Select lines where the word "Павелецкая" appears.
** Start Data listing **
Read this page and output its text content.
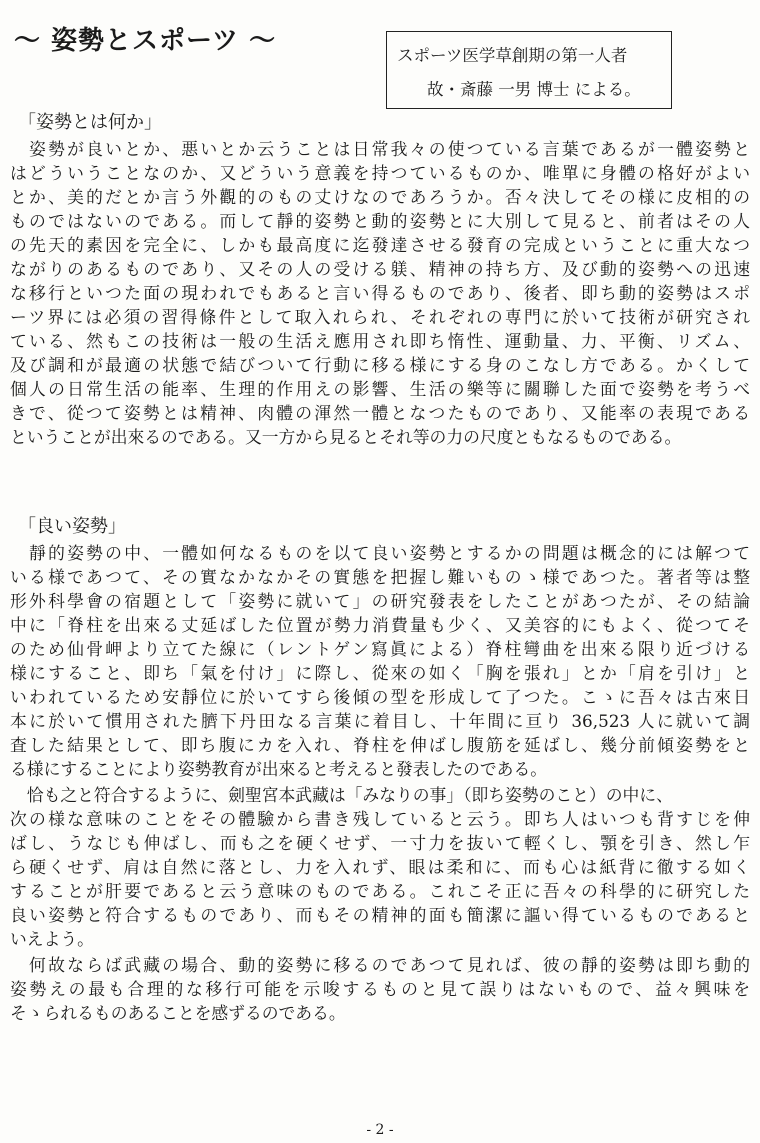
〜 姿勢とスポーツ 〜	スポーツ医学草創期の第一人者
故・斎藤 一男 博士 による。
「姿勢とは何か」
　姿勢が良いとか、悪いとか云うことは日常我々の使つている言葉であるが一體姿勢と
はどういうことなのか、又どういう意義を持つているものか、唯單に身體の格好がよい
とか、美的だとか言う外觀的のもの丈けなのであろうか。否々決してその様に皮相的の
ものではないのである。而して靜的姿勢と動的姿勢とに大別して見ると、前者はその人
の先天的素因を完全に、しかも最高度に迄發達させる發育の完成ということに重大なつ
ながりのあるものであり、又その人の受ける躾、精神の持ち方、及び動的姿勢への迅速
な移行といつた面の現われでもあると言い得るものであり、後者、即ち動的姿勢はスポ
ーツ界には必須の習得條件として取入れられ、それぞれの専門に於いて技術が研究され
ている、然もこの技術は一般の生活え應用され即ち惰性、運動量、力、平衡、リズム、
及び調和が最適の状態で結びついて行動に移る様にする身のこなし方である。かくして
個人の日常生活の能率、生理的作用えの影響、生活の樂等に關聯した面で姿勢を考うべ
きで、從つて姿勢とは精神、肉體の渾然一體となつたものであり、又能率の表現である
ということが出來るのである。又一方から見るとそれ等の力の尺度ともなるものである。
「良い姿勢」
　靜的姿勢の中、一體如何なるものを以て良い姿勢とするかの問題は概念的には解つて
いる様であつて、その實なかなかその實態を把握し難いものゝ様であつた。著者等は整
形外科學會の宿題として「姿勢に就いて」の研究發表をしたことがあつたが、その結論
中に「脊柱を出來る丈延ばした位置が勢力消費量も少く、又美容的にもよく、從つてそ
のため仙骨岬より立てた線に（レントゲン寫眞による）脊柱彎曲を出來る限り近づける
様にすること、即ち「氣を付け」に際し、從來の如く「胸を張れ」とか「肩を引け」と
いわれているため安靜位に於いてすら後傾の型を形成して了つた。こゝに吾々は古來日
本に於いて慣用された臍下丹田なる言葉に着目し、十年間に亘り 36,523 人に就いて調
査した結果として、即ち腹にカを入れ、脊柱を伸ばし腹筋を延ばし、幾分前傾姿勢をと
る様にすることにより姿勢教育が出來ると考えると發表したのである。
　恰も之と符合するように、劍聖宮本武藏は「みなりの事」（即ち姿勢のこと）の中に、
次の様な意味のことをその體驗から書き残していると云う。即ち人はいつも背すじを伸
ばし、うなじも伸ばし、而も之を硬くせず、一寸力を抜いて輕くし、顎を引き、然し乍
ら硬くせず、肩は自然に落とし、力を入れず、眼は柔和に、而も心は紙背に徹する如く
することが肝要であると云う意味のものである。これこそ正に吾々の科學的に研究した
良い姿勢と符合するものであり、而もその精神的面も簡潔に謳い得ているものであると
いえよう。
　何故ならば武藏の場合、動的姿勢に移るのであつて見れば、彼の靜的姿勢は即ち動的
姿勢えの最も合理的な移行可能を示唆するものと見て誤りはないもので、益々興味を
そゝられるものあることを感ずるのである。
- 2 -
** End Data listing **
** Start Data listing **
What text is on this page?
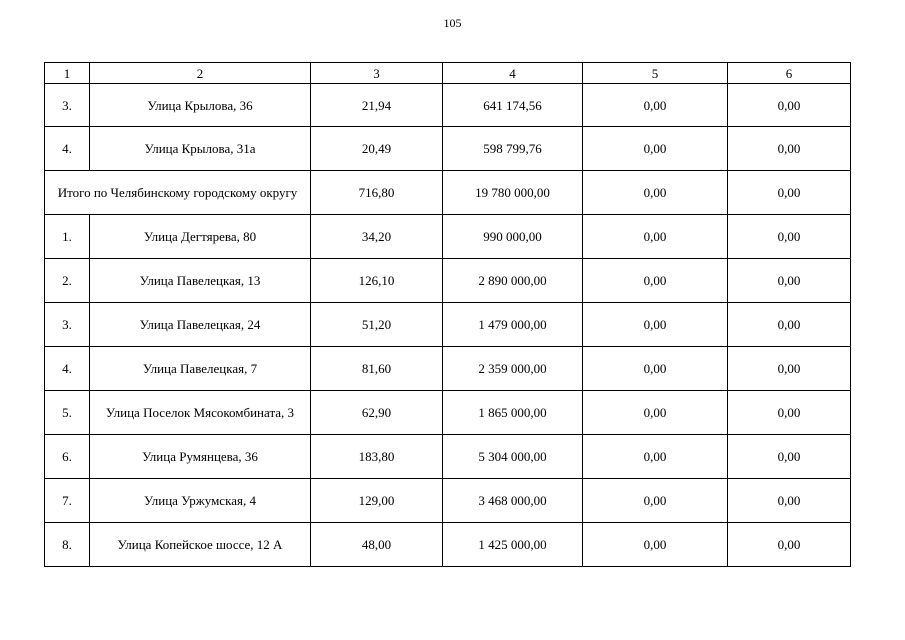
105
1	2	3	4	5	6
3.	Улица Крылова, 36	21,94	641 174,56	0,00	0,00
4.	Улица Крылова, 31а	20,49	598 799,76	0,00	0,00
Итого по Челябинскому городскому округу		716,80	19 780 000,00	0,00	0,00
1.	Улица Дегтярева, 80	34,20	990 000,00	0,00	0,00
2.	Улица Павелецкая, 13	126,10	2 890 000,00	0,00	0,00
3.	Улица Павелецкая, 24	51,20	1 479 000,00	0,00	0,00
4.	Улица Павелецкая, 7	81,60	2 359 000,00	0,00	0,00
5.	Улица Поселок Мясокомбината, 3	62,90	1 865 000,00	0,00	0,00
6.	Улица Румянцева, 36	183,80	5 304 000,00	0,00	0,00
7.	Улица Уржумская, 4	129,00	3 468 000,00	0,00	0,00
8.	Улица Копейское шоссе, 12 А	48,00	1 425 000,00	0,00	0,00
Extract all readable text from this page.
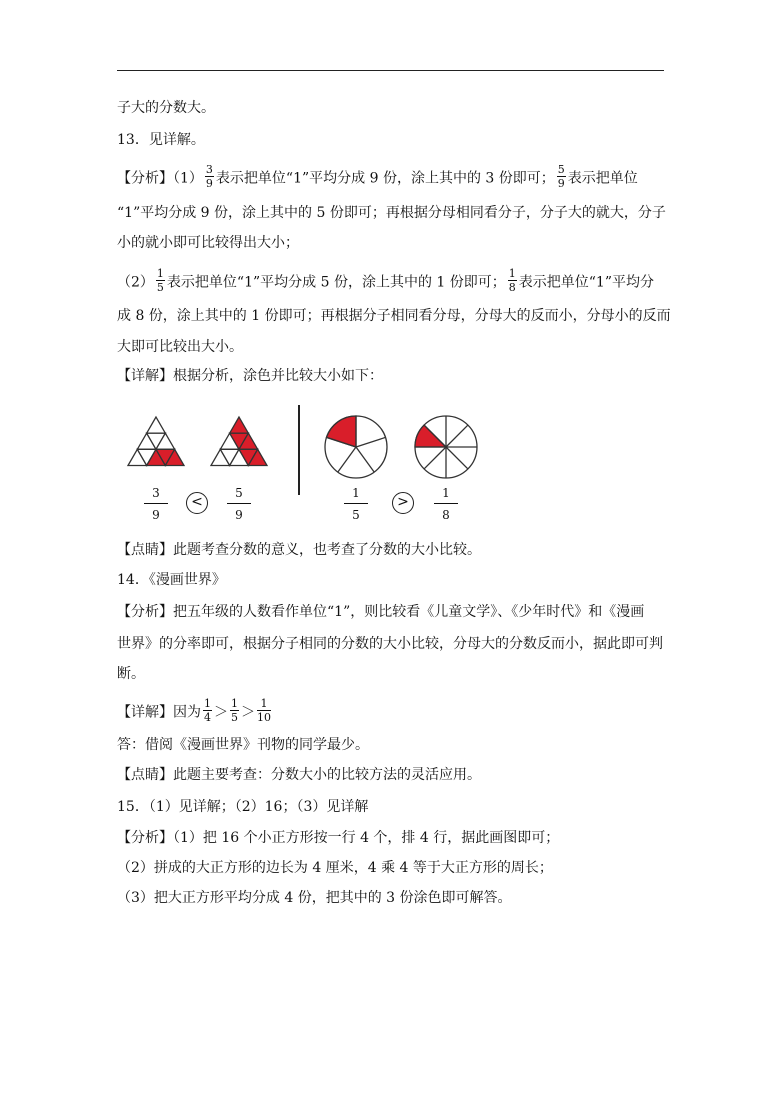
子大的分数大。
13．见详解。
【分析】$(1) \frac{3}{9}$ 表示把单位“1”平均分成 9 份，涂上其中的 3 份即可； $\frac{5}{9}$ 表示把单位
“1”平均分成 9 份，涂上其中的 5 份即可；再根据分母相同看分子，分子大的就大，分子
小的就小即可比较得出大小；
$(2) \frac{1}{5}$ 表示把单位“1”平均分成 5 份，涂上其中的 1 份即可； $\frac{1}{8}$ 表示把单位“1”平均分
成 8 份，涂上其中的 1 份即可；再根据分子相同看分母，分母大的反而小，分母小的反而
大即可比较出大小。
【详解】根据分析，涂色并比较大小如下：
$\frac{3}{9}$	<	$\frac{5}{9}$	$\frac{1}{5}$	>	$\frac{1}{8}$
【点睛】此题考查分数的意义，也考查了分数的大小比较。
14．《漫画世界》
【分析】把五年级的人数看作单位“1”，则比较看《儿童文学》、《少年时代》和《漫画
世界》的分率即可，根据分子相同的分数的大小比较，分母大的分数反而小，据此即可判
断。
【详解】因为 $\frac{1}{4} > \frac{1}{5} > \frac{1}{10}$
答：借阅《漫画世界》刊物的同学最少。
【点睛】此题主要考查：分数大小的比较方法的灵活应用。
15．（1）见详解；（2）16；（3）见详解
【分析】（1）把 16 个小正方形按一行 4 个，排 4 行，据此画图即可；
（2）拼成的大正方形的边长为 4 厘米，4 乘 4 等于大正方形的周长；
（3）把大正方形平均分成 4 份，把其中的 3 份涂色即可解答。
** End Data listing **
§ Result
2.	Улица Павелецкая, 13	126,10	2 890 000,00	0,00	0,00
3.	Улица Павелецкая, 24	51,20	1 479 000,00	0,00	0,00
4.	Улица Павелецкая, 7	81,60	2 359 000,00	0,00	0,00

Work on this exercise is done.